TASK TO COMPLETE – Copy out all of the material below word for word, but leave the pictures out.

ENTRIES SUPPLIED –
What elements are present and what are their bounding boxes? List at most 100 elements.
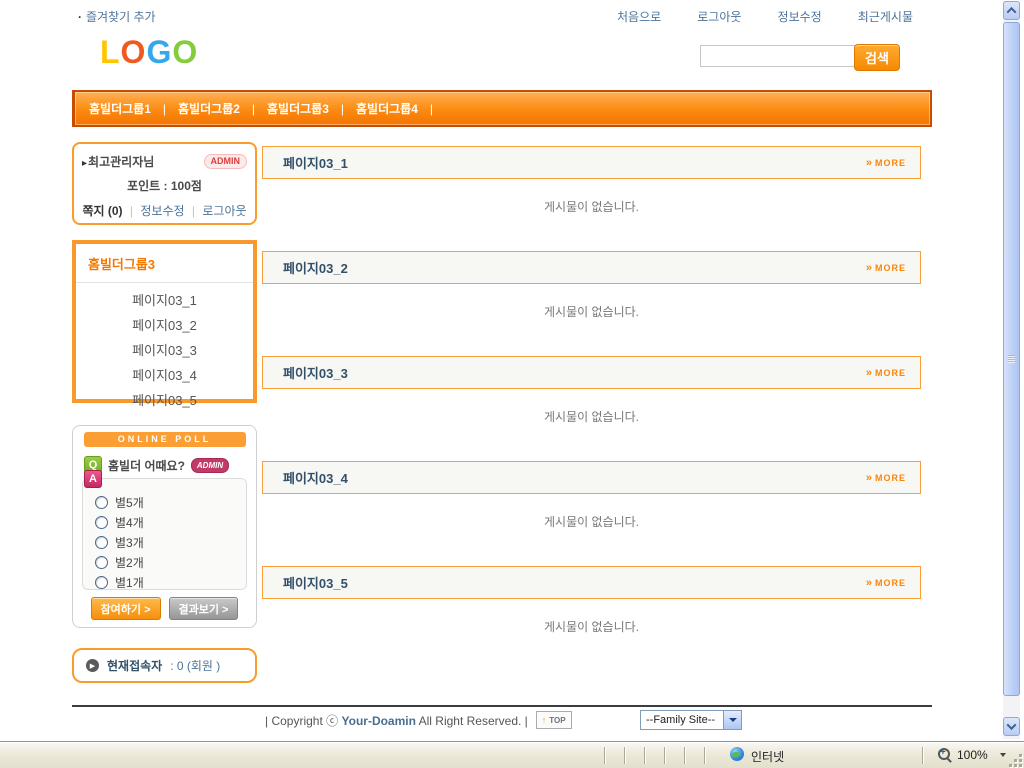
logo-letter: O	[172, 34, 198, 70]
poll-option-label: 별4개	[115, 514, 144, 531]
sidebar-item-page03-4[interactable]: 페이지03_4	[76, 363, 253, 388]
top-nav-logout[interactable]: 로그아웃	[697, 8, 741, 25]
sidebar-item-page03-1[interactable]: 페이지03_1	[76, 288, 253, 313]
poll-option-label: 별5개	[115, 494, 144, 511]
sidebar-menu-box: 홈빌더그룹3 페이지03_1 페이지03_2 페이지03_3 페이지03_4 페…	[72, 240, 257, 403]
poll-option: 별4개	[83, 512, 246, 532]
play-arrow-icon: ▶	[86, 659, 99, 672]
zoom-magnifier-icon	[938, 748, 950, 760]
more-arrow-icon: »	[866, 577, 872, 589]
current-visitors-box[interactable]: ▶ 현재접속자 : 0 (회원 )	[72, 648, 257, 683]
scroll-up-button[interactable]	[1003, 1, 1020, 20]
poll-option: 별1개	[83, 572, 246, 592]
sidebar-item-page03-3[interactable]: 페이지03_3	[76, 338, 253, 363]
separator: |	[192, 204, 195, 218]
domain-link[interactable]: Your-Doamin	[342, 714, 416, 728]
scroll-top-button[interactable]: ↑ TOP	[536, 711, 572, 729]
profile-box: ▸최고관리자님 ADMIN 포인트 : 100점 쪽지 (0) | 정보수정 |…	[72, 142, 257, 225]
nav-group-1[interactable]: 홈빌더그룹1	[89, 100, 151, 117]
resize-grip[interactable]	[1008, 753, 1022, 767]
sidebar-item-page03-5[interactable]: 페이지03_5	[76, 388, 253, 413]
nav-separator: |	[163, 102, 166, 116]
family-site-value: --Family Site--	[646, 714, 715, 726]
top-nav-recent-posts[interactable]: 최근게시물	[858, 8, 913, 25]
board-title: 페이지03_4	[283, 468, 348, 487]
logout-link[interactable]: 로그아웃	[202, 204, 246, 218]
edit-info-link[interactable]: 정보수정	[140, 204, 184, 218]
nav-group-4[interactable]: 홈빌더그룹4	[356, 100, 418, 117]
poll-question: 홈빌더 어때요?	[108, 457, 185, 474]
radio-button[interactable]	[95, 556, 108, 569]
top-nav-home[interactable]: 처음으로	[617, 8, 661, 25]
separator: |	[130, 204, 133, 218]
logo-letter: L	[100, 34, 121, 70]
chevron-up-icon	[1007, 7, 1017, 17]
board-more-link[interactable]: »MORE	[866, 367, 906, 379]
search-button[interactable]: 검색	[854, 44, 900, 71]
status-bar: 인터넷 100%	[0, 741, 1024, 768]
board-empty-message: 게시물이 없습니다.	[262, 618, 921, 635]
board-title: 페이지03_3	[283, 363, 348, 382]
more-arrow-icon: »	[866, 262, 872, 274]
poll-result-button[interactable]: 결과보기 >	[169, 597, 239, 620]
answer-icon: A	[84, 470, 102, 488]
add-favorites-label: 즐겨찾기 추가	[86, 10, 156, 24]
radio-button[interactable]	[95, 516, 108, 529]
poll-option: 별2개	[83, 552, 246, 572]
status-separator	[922, 747, 924, 764]
board-empty-message: 게시물이 없습니다.	[262, 198, 921, 215]
nav-separator: |	[252, 102, 255, 116]
board-more-link[interactable]: »MORE	[866, 577, 906, 589]
scrollbar-thumb[interactable]	[1003, 22, 1020, 696]
radio-button[interactable]	[95, 496, 108, 509]
board-header: 페이지03_3 »MORE	[262, 356, 921, 389]
zoom-dropdown-caret-icon[interactable]	[1000, 753, 1006, 757]
poll-option-label: 별1개	[115, 574, 144, 591]
site-logo[interactable]: LOGO	[100, 34, 198, 71]
board-empty-message: 게시물이 없습니다.	[262, 513, 921, 530]
cursor-arrow-icon: ▸	[82, 158, 87, 169]
status-separator	[644, 747, 646, 764]
more-arrow-icon: »	[866, 157, 872, 169]
top-nav-edit-info[interactable]: 정보수정	[778, 8, 822, 25]
search-input[interactable]	[700, 45, 856, 67]
top-nav: 처음으로 로그아웃 정보수정 최근게시물	[617, 8, 913, 25]
more-arrow-icon: »	[866, 367, 872, 379]
admin-badge: ADMIN	[204, 154, 248, 169]
poll-option-label: 별2개	[115, 554, 144, 571]
poll-vote-button[interactable]: 참여하기 >	[91, 597, 161, 620]
poll-options-box: 별5개 별4개 별3개 별2개 별1개	[82, 478, 247, 590]
status-separator	[604, 747, 606, 764]
logo-letter: O	[121, 34, 147, 70]
memo-link[interactable]: 쪽지 (0)	[82, 204, 122, 218]
board-more-link[interactable]: »MORE	[866, 157, 906, 169]
board-title: 페이지03_2	[283, 258, 348, 277]
radio-button[interactable]	[95, 536, 108, 549]
vertical-scrollbar[interactable]	[1003, 1, 1020, 739]
nav-group-3[interactable]: 홈빌더그룹3	[267, 100, 329, 117]
visitors-value: : 0 (회원 )	[170, 657, 220, 674]
select-dropdown-button[interactable]	[723, 711, 741, 729]
more-arrow-icon: »	[866, 472, 872, 484]
security-zone-label: 인터넷	[751, 748, 784, 765]
board-header: 페이지03_5 »MORE	[262, 566, 921, 599]
user-name: ▸최고관리자님	[82, 153, 154, 170]
radio-button[interactable]	[95, 576, 108, 589]
logo-letter: G	[146, 34, 172, 70]
board-more-link[interactable]: »MORE	[866, 472, 906, 484]
add-favorites-link[interactable]: ·즐겨찾기 추가	[78, 8, 156, 25]
points-label: 포인트 : 100점	[82, 177, 247, 194]
poll-header: ONLINE POLL	[84, 432, 246, 447]
board-header: 페이지03_1 »MORE	[262, 146, 921, 179]
poll-admin-badge: ADMIN	[191, 458, 229, 473]
family-site-select[interactable]: --Family Site--	[640, 710, 742, 730]
copyright-text: | Copyright ⓒ Your-Doamin All Right Rese…	[265, 712, 528, 729]
scroll-down-button[interactable]	[1003, 717, 1020, 736]
main-nav-bar: 홈빌더그룹1 | 홈빌더그룹2 | 홈빌더그룹3 | 홈빌더그룹4 |	[72, 90, 932, 127]
sidebar-item-page03-2[interactable]: 페이지03_2	[76, 313, 253, 338]
internet-globe-icon	[730, 747, 744, 761]
board-empty-message: 게시물이 없습니다.	[262, 303, 921, 320]
nav-group-2[interactable]: 홈빌더그룹2	[178, 100, 240, 117]
status-separator	[624, 747, 626, 764]
board-more-link[interactable]: »MORE	[866, 262, 906, 274]
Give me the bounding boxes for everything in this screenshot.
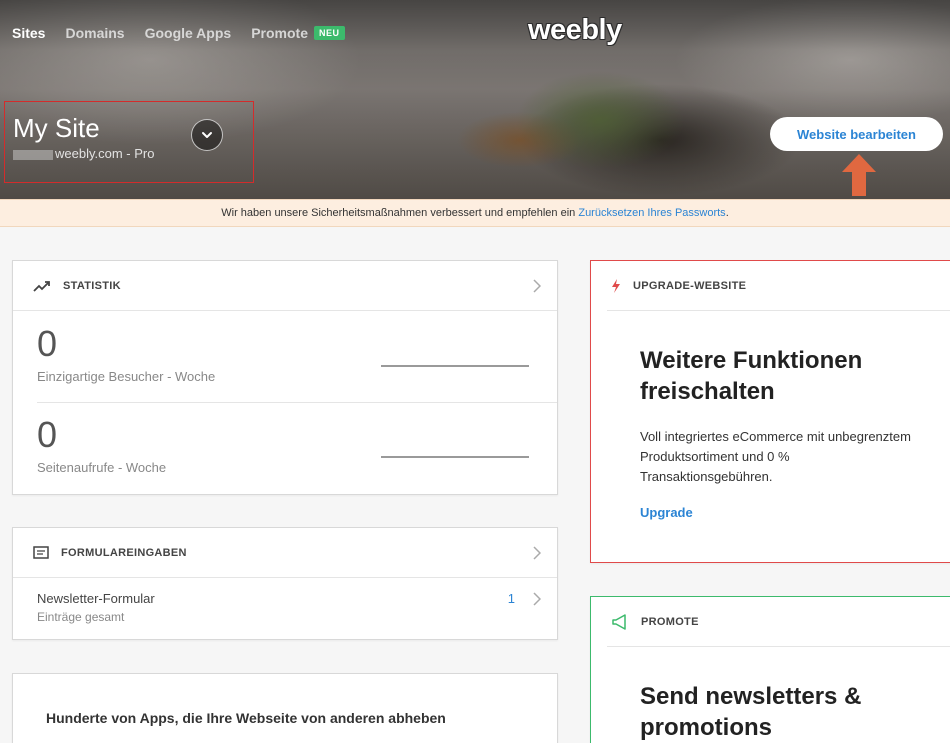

EXERCISE RESPONSE –
What elements are present and what are their bounding boxes? List at most 100 elements.
logo-letter: O	[172, 34, 198, 70]
poll-option-label: 별4개	[115, 514, 144, 531]
sidebar-item-page03-4[interactable]: 페이지03_4	[76, 363, 253, 388]
top-nav-logout[interactable]: 로그아웃	[697, 8, 741, 25]
sidebar-item-page03-1[interactable]: 페이지03_1	[76, 288, 253, 313]
poll-option-label: 별5개	[115, 494, 144, 511]
sidebar-menu-box: 홈빌더그룹3 페이지03_1 페이지03_2 페이지03_3 페이지03_4 페…	[72, 240, 257, 403]
poll-option: 별4개	[83, 512, 246, 532]
play-arrow-icon: ▶	[86, 659, 99, 672]
zoom-magnifier-icon	[938, 748, 950, 760]
more-arrow-icon: »	[866, 577, 872, 589]
current-visitors-box[interactable]: ▶ 현재접속자 : 0 (회원 )	[72, 648, 257, 683]
scroll-up-button[interactable]	[1003, 1, 1020, 20]
poll-option: 별1개	[83, 572, 246, 592]
sidebar-item-page03-3[interactable]: 페이지03_3	[76, 338, 253, 363]
separator: |	[192, 204, 195, 218]
domain-link[interactable]: Your-Doamin	[342, 714, 416, 728]
scroll-top-button[interactable]: ↑ TOP	[536, 711, 572, 729]
profile-box: ▸최고관리자님 ADMIN 포인트 : 100점 쪽지 (0) | 정보수정 |…	[72, 142, 257, 225]
nav-group-1[interactable]: 홈빌더그룹1	[89, 100, 151, 117]
resize-grip[interactable]	[1008, 753, 1022, 767]
sidebar-item-page03-5[interactable]: 페이지03_5	[76, 388, 253, 413]
nav-separator: |	[163, 102, 166, 116]
family-site-value: --Family Site--	[646, 714, 715, 726]
top-nav-recent-posts[interactable]: 최근게시물	[858, 8, 913, 25]
board-title: 페이지03_4	[283, 468, 348, 487]
logout-link[interactable]: 로그아웃	[202, 204, 246, 218]
edit-info-link[interactable]: 정보수정	[140, 204, 184, 218]
nav-group-4[interactable]: 홈빌더그룹4	[356, 100, 418, 117]
poll-question: 홈빌더 어때요?	[108, 457, 185, 474]
radio-button[interactable]	[95, 556, 108, 569]
top-nav-home[interactable]: 처음으로	[617, 8, 661, 25]
separator: |	[130, 204, 133, 218]
logo-letter: L	[100, 34, 121, 70]
chevron-up-icon	[1007, 7, 1017, 17]
board-more-link[interactable]: »MORE	[866, 367, 906, 379]
search-button[interactable]: 검색	[854, 44, 900, 71]
status-bar: 인터넷 100%	[0, 741, 1024, 768]
board-empty-message: 게시물이 없습니다.	[262, 618, 921, 635]
board-title: 페이지03_3	[283, 363, 348, 382]
more-arrow-icon: »	[866, 262, 872, 274]
poll-result-button[interactable]: 결과보기 >	[169, 597, 239, 620]
answer-icon: A	[84, 470, 102, 488]
add-favorites-label: 즐겨찾기 추가	[86, 10, 156, 24]
radio-button[interactable]	[95, 516, 108, 529]
poll-option: 별2개	[83, 552, 246, 572]
status-separator	[922, 747, 924, 764]
board-empty-message: 게시물이 없습니다.	[262, 198, 921, 215]
nav-separator: |	[252, 102, 255, 116]
board-more-link[interactable]: »MORE	[866, 577, 906, 589]
scrollbar-thumb[interactable]	[1003, 22, 1020, 696]
radio-button[interactable]	[95, 496, 108, 509]
board-header: 페이지03_3 »MORE	[262, 356, 921, 389]
zoom-dropdown-caret-icon[interactable]	[1000, 753, 1006, 757]
poll-option-label: 별1개	[115, 574, 144, 591]
site-logo[interactable]: LOGO	[100, 34, 198, 71]
board-empty-message: 게시물이 없습니다.	[262, 513, 921, 530]
cursor-arrow-icon: ▸	[82, 158, 87, 169]
status-separator	[644, 747, 646, 764]
more-arrow-icon: »	[866, 157, 872, 169]
top-nav-edit-info[interactable]: 정보수정	[778, 8, 822, 25]
search-input[interactable]	[700, 45, 856, 67]
top-nav: 처음으로 로그아웃 정보수정 최근게시물	[617, 8, 913, 25]
more-arrow-icon: »	[866, 367, 872, 379]
admin-badge: ADMIN	[204, 154, 248, 169]
poll-option-label: 별2개	[115, 554, 144, 571]
poll-vote-button[interactable]: 참여하기 >	[91, 597, 161, 620]
poll-options-box: 별5개 별4개 별3개 별2개 별1개	[82, 478, 247, 590]
status-separator	[604, 747, 606, 764]
logo-letter: O	[121, 34, 147, 70]
memo-link[interactable]: 쪽지 (0)	[82, 204, 122, 218]
board-more-link[interactable]: »MORE	[866, 157, 906, 169]
board-title: 페이지03_2	[283, 258, 348, 277]
radio-button[interactable]	[95, 536, 108, 549]
vertical-scrollbar[interactable]	[1003, 1, 1020, 739]
nav-group-3[interactable]: 홈빌더그룹3	[267, 100, 329, 117]
visitors-value: : 0 (회원 )	[170, 657, 220, 674]
select-dropdown-button[interactable]	[723, 711, 741, 729]
more-arrow-icon: »	[866, 472, 872, 484]
security-zone-label: 인터넷	[751, 748, 784, 765]
board-header: 페이지03_5 »MORE	[262, 566, 921, 599]
user-name: ▸최고관리자님	[82, 153, 154, 170]
radio-button[interactable]	[95, 576, 108, 589]
logo-letter: G	[146, 34, 172, 70]
board-more-link[interactable]: »MORE	[866, 472, 906, 484]
add-favorites-link[interactable]: ·즐겨찾기 추가	[78, 8, 156, 25]
points-label: 포인트 : 100점	[82, 177, 247, 194]
poll-header: ONLINE POLL	[84, 432, 246, 447]
board-header: 페이지03_1 »MORE	[262, 146, 921, 179]
poll-admin-badge: ADMIN	[191, 458, 229, 473]
family-site-select[interactable]: --Family Site--	[640, 710, 742, 730]
copyright-text: | Copyright ⓒ Your-Doamin All Right Rese…	[265, 712, 528, 729]
scroll-down-button[interactable]	[1003, 717, 1020, 736]
main-nav-bar: 홈빌더그룹1 | 홈빌더그룹2 | 홈빌더그룹3 | 홈빌더그룹4 |	[72, 90, 932, 127]
sidebar-item-page03-2[interactable]: 페이지03_2	[76, 313, 253, 338]
internet-globe-icon	[730, 747, 744, 761]
board-empty-message: 게시물이 없습니다.	[262, 303, 921, 320]
nav-group-2[interactable]: 홈빌더그룹2	[178, 100, 240, 117]
status-separator	[624, 747, 626, 764]
board-more-link[interactable]: »MORE	[866, 262, 906, 274]
Give me the bounding boxes for everything in this screenshot.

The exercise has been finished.